(Entries taken from a collection)
+===+
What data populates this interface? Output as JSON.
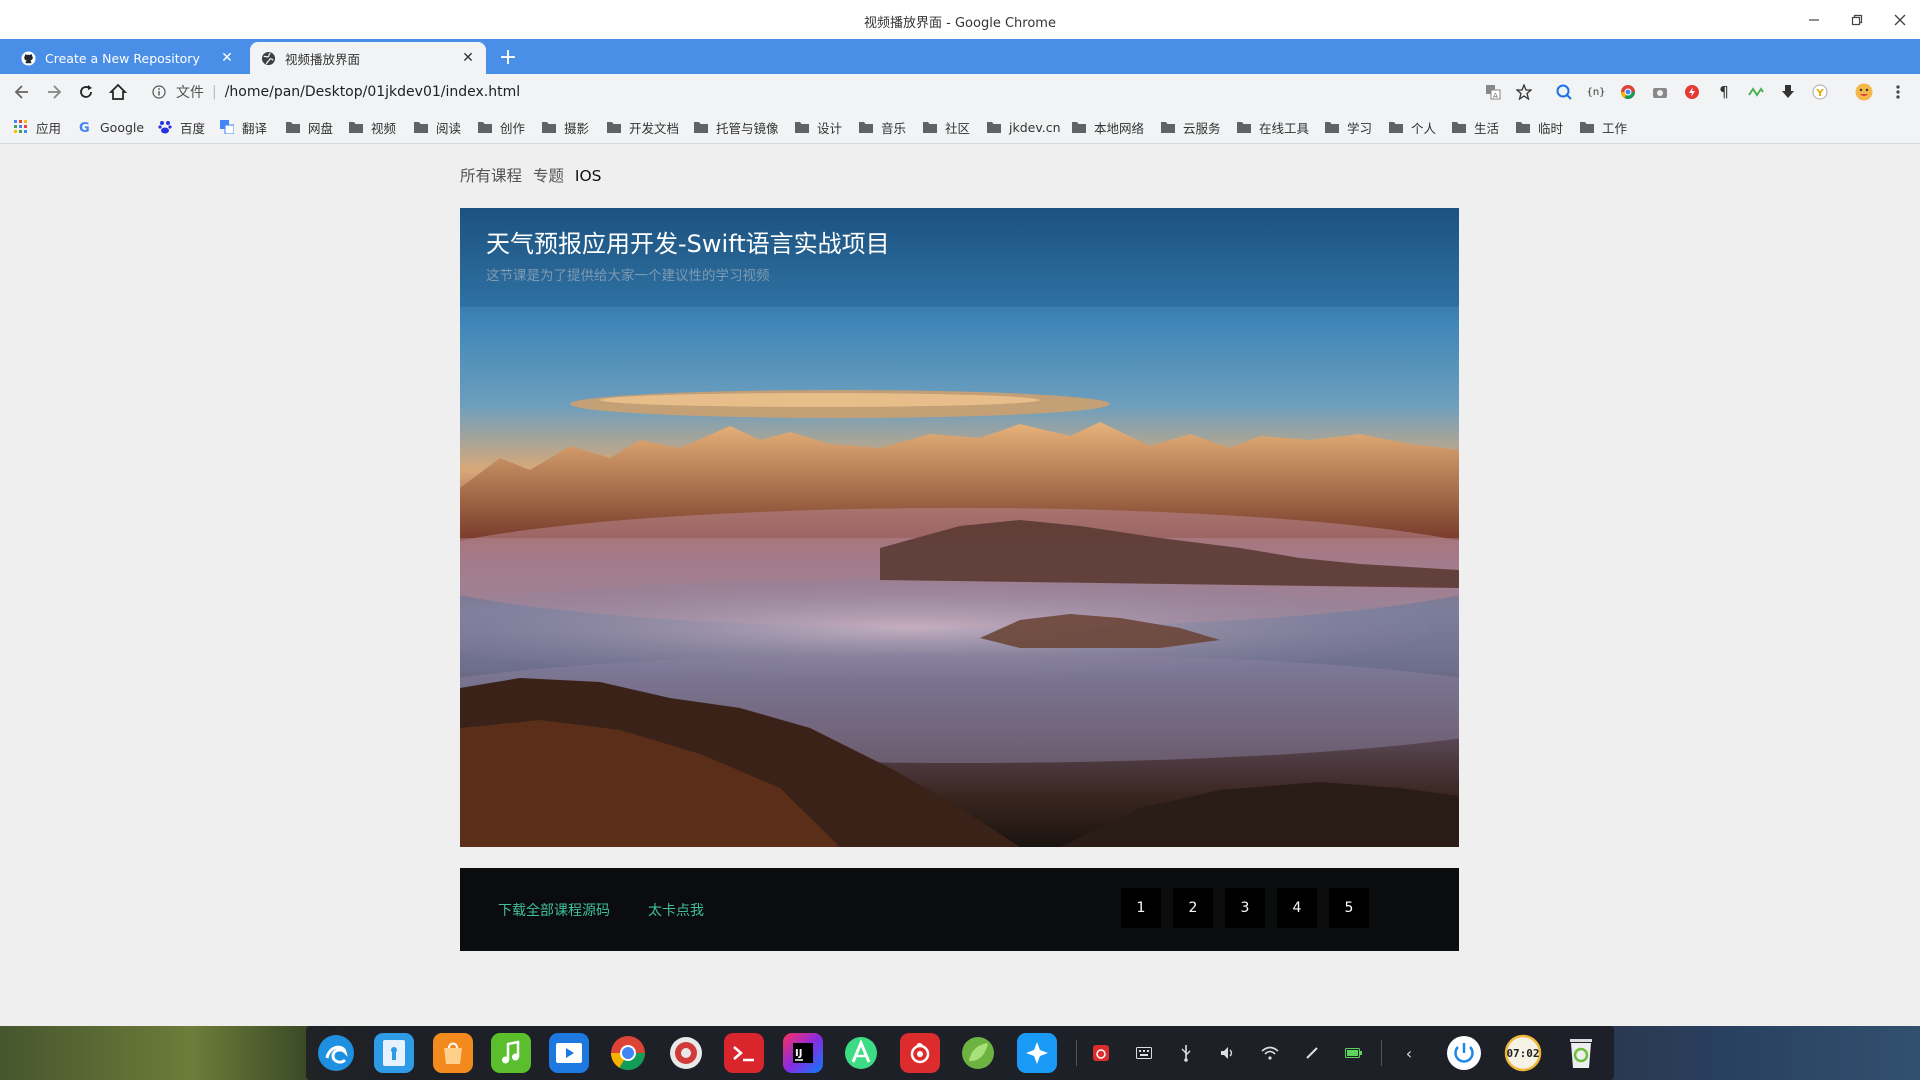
{
  "window": {
    "title": "视频播放界面 - Google Chrome",
    "minimize_icon": "minimize-icon",
    "restore_icon": "restore-icon",
    "close_icon": "close-icon"
  },
  "tabs": [
    {
      "title": "Create a New Repository",
      "favicon": "github-icon",
      "active": false
    },
    {
      "title": "视频播放界面",
      "favicon": "globe-icon",
      "active": true
    }
  ],
  "toolbar": {
    "scheme_label": "文件",
    "url": "/home/pan/Desktop/01jkdev01/index.html",
    "extensions": [
      "translate-icon",
      "bookmark-star-icon",
      "search-ext-icon",
      "code-ext-icon",
      "chrome-ext-icon",
      "camera-ext-icon",
      "flash-ext-icon",
      "paragraph-ext-icon",
      "wave-ext-icon",
      "download-ext-icon",
      "y-ext-icon",
      "profile-avatar-icon",
      "menu-icon"
    ]
  },
  "bookmarks": [
    {
      "label": "应用",
      "icon": "apps-grid-icon"
    },
    {
      "label": "Google",
      "icon": "google-icon"
    },
    {
      "label": "百度",
      "icon": "baidu-icon"
    },
    {
      "label": "翻译",
      "icon": "translate-icon"
    },
    {
      "label": "网盘",
      "icon": "folder-icon"
    },
    {
      "label": "视频",
      "icon": "folder-icon"
    },
    {
      "label": "阅读",
      "icon": "folder-icon"
    },
    {
      "label": "创作",
      "icon": "folder-icon"
    },
    {
      "label": "摄影",
      "icon": "folder-icon"
    },
    {
      "label": "开发文档",
      "icon": "folder-icon"
    },
    {
      "label": "托管与镜像",
      "icon": "folder-icon"
    },
    {
      "label": "设计",
      "icon": "folder-icon"
    },
    {
      "label": "音乐",
      "icon": "folder-icon"
    },
    {
      "label": "社区",
      "icon": "folder-icon"
    },
    {
      "label": "jkdev.cn",
      "icon": "folder-icon"
    },
    {
      "label": "本地网络",
      "icon": "folder-icon"
    },
    {
      "label": "云服务",
      "icon": "folder-icon"
    },
    {
      "label": "在线工具",
      "icon": "folder-icon"
    },
    {
      "label": "学习",
      "icon": "folder-icon"
    },
    {
      "label": "个人",
      "icon": "folder-icon"
    },
    {
      "label": "生活",
      "icon": "folder-icon"
    },
    {
      "label": "临时",
      "icon": "folder-icon"
    },
    {
      "label": "工作",
      "icon": "folder-icon"
    }
  ],
  "page": {
    "breadcrumb": [
      "所有课程",
      "专题",
      "IOS"
    ],
    "hero": {
      "title": "天气预报应用开发-Swift语言实战项目",
      "subtitle": "这节课是为了提供给大家一个建议性的学习视频",
      "image": "mountain-landscape-image"
    },
    "footer": {
      "links": [
        "下载全部课程源码",
        "太卡点我"
      ],
      "pages": [
        "1",
        "2",
        "3",
        "4",
        "5"
      ]
    }
  },
  "dock": {
    "apps": [
      "deepin-launcher-icon",
      "file-manager-icon",
      "app-store-icon",
      "music-player-icon",
      "video-player-icon",
      "chrome-icon",
      "settings-icon",
      "terminal-icon",
      "intellij-icon",
      "android-studio-icon",
      "netease-music-icon",
      "spring-icon",
      "lantern-icon"
    ],
    "tray": [
      "netease-tray-icon",
      "keyboard-icon",
      "usb-icon",
      "volume-icon",
      "wifi-icon",
      "pen-icon",
      "battery-icon",
      "collapse-arrow-icon"
    ],
    "power_icon": "power-icon",
    "clock": "07:02",
    "trash_icon": "trash-icon"
  },
  "colors": {
    "tabstrip": "#4a8fe7",
    "footer_bg": "#0b0c0e",
    "footer_link": "#3fbf9a",
    "page_bg": "#efefef"
  }
}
+===+
__What you need to do__. All the material shown above is to be copied exactly, with no pictures carried over.

__Correct output__.
What data populates this interface? Output as JSON.
{
  "window": {
    "title": "视频播放界面 - Google Chrome",
    "minimize_icon": "minimize-icon",
    "restore_icon": "restore-icon",
    "close_icon": "close-icon"
  },
  "tabs": [
    {
      "title": "Create a New Repository",
      "favicon": "github-icon",
      "active": false
    },
    {
      "title": "视频播放界面",
      "favicon": "globe-icon",
      "active": true
    }
  ],
  "toolbar": {
    "scheme_label": "文件",
    "url": "/home/pan/Desktop/01jkdev01/index.html",
    "extensions": [
      "translate-icon",
      "bookmark-star-icon",
      "search-ext-icon",
      "code-ext-icon",
      "chrome-ext-icon",
      "camera-ext-icon",
      "flash-ext-icon",
      "paragraph-ext-icon",
      "wave-ext-icon",
      "download-ext-icon",
      "y-ext-icon",
      "profile-avatar-icon",
      "menu-icon"
    ]
  },
  "bookmarks": [
    {
      "label": "应用",
      "icon": "apps-grid-icon"
    },
    {
      "label": "Google",
      "icon": "google-icon"
    },
    {
      "label": "百度",
      "icon": "baidu-icon"
    },
    {
      "label": "翻译",
      "icon": "translate-icon"
    },
    {
      "label": "网盘",
      "icon": "folder-icon"
    },
    {
      "label": "视频",
      "icon": "folder-icon"
    },
    {
      "label": "阅读",
      "icon": "folder-icon"
    },
    {
      "label": "创作",
      "icon": "folder-icon"
    },
    {
      "label": "摄影",
      "icon": "folder-icon"
    },
    {
      "label": "开发文档",
      "icon": "folder-icon"
    },
    {
      "label": "托管与镜像",
      "icon": "folder-icon"
    },
    {
      "label": "设计",
      "icon": "folder-icon"
    },
    {
      "label": "音乐",
      "icon": "folder-icon"
    },
    {
      "label": "社区",
      "icon": "folder-icon"
    },
    {
      "label": "jkdev.cn",
      "icon": "folder-icon"
    },
    {
      "label": "本地网络",
      "icon": "folder-icon"
    },
    {
      "label": "云服务",
      "icon": "folder-icon"
    },
    {
      "label": "在线工具",
      "icon": "folder-icon"
    },
    {
      "label": "学习",
      "icon": "folder-icon"
    },
    {
      "label": "个人",
      "icon": "folder-icon"
    },
    {
      "label": "生活",
      "icon": "folder-icon"
    },
    {
      "label": "临时",
      "icon": "folder-icon"
    },
    {
      "label": "工作",
      "icon": "folder-icon"
    }
  ],
  "page": {
    "breadcrumb": [
      "所有课程",
      "专题",
      "IOS"
    ],
    "hero": {
      "title": "天气预报应用开发-Swift语言实战项目",
      "subtitle": "这节课是为了提供给大家一个建议性的学习视频",
      "image": "mountain-landscape-image"
    },
    "footer": {
      "links": [
        "下载全部课程源码",
        "太卡点我"
      ],
      "pages": [
        "1",
        "2",
        "3",
        "4",
        "5"
      ]
    }
  },
  "dock": {
    "apps": [
      "deepin-launcher-icon",
      "file-manager-icon",
      "app-store-icon",
      "music-player-icon",
      "video-player-icon",
      "chrome-icon",
      "settings-icon",
      "terminal-icon",
      "intellij-icon",
      "android-studio-icon",
      "netease-music-icon",
      "spring-icon",
      "lantern-icon"
    ],
    "tray": [
      "netease-tray-icon",
      "keyboard-icon",
      "usb-icon",
      "volume-icon",
      "wifi-icon",
      "pen-icon",
      "battery-icon",
      "collapse-arrow-icon"
    ],
    "power_icon": "power-icon",
    "clock": "07:02",
    "trash_icon": "trash-icon"
  },
  "colors": {
    "tabstrip": "#4a8fe7",
    "footer_bg": "#0b0c0e",
    "footer_link": "#3fbf9a",
    "page_bg": "#efefef"
  }
}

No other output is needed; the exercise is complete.